- Task details: Without altering anything, output the material below.
══════════
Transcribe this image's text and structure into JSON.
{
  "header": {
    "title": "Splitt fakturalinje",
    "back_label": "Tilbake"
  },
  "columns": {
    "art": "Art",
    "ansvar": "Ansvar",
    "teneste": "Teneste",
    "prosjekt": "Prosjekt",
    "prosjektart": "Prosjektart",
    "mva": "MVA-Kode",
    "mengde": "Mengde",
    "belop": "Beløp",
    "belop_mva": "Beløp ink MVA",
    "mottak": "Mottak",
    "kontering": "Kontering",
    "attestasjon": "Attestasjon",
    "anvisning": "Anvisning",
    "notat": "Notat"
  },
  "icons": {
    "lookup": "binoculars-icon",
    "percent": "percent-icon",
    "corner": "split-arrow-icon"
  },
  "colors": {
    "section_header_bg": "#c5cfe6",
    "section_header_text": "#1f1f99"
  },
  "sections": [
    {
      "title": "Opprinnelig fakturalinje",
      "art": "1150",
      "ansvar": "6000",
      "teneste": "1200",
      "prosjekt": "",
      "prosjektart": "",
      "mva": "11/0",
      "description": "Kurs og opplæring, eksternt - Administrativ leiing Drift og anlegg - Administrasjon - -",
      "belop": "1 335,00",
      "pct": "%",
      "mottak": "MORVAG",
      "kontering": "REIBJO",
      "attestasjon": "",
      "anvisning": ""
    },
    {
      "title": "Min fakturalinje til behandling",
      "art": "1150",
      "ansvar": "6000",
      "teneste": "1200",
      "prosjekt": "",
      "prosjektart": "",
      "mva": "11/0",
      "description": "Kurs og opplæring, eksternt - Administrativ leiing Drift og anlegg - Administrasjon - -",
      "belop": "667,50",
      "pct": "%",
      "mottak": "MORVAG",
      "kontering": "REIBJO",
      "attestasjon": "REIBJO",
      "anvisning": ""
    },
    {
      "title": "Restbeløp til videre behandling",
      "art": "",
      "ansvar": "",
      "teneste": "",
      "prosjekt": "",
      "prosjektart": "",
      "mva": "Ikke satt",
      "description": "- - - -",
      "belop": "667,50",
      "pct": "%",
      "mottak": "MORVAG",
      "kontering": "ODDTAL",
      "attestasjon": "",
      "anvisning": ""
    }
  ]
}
══════════
- Written solution:
Transcribe this image's text and structure into JSON.
{
  "header": {
    "title": "Splitt fakturalinje",
    "back_label": "Tilbake"
  },
  "columns": {
    "art": "Art",
    "ansvar": "Ansvar",
    "teneste": "Teneste",
    "prosjekt": "Prosjekt",
    "prosjektart": "Prosjektart",
    "mva": "MVA-Kode",
    "mengde": "Mengde",
    "belop": "Beløp",
    "belop_mva": "Beløp ink MVA",
    "mottak": "Mottak",
    "kontering": "Kontering",
    "attestasjon": "Attestasjon",
    "anvisning": "Anvisning",
    "notat": "Notat"
  },
  "icons": {
    "lookup": "binoculars-icon",
    "percent": "percent-icon",
    "corner": "split-arrow-icon"
  },
  "colors": {
    "section_header_bg": "#c5cfe6",
    "section_header_text": "#1f1f99"
  },
  "sections": [
    {
      "title": "Opprinnelig fakturalinje",
      "art": "1150",
      "ansvar": "6000",
      "teneste": "1200",
      "prosjekt": "",
      "prosjektart": "",
      "mva": "11/0",
      "description": "Kurs og opplæring, eksternt - Administrativ leiing Drift og anlegg - Administrasjon - -",
      "belop": "1 335,00",
      "pct": "%",
      "mottak": "MORVAG",
      "kontering": "REIBJO",
      "attestasjon": "",
      "anvisning": ""
    },
    {
      "title": "Min fakturalinje til behandling",
      "art": "1150",
      "ansvar": "6000",
      "teneste": "1200",
      "prosjekt": "",
      "prosjektart": "",
      "mva": "11/0",
      "description": "Kurs og opplæring, eksternt - Administrativ leiing Drift og anlegg - Administrasjon - -",
      "belop": "667,50",
      "pct": "%",
      "mottak": "MORVAG",
      "kontering": "REIBJO",
      "attestasjon": "REIBJO",
      "anvisning": ""
    },
    {
      "title": "Restbeløp til videre behandling",
      "art": "",
      "ansvar": "",
      "teneste": "",
      "prosjekt": "",
      "prosjektart": "",
      "mva": "Ikke satt",
      "description": "- - - -",
      "belop": "667,50",
      "pct": "%",
      "mottak": "MORVAG",
      "kontering": "ODDTAL",
      "attestasjon": "",
      "anvisning": ""
    }
  ]
}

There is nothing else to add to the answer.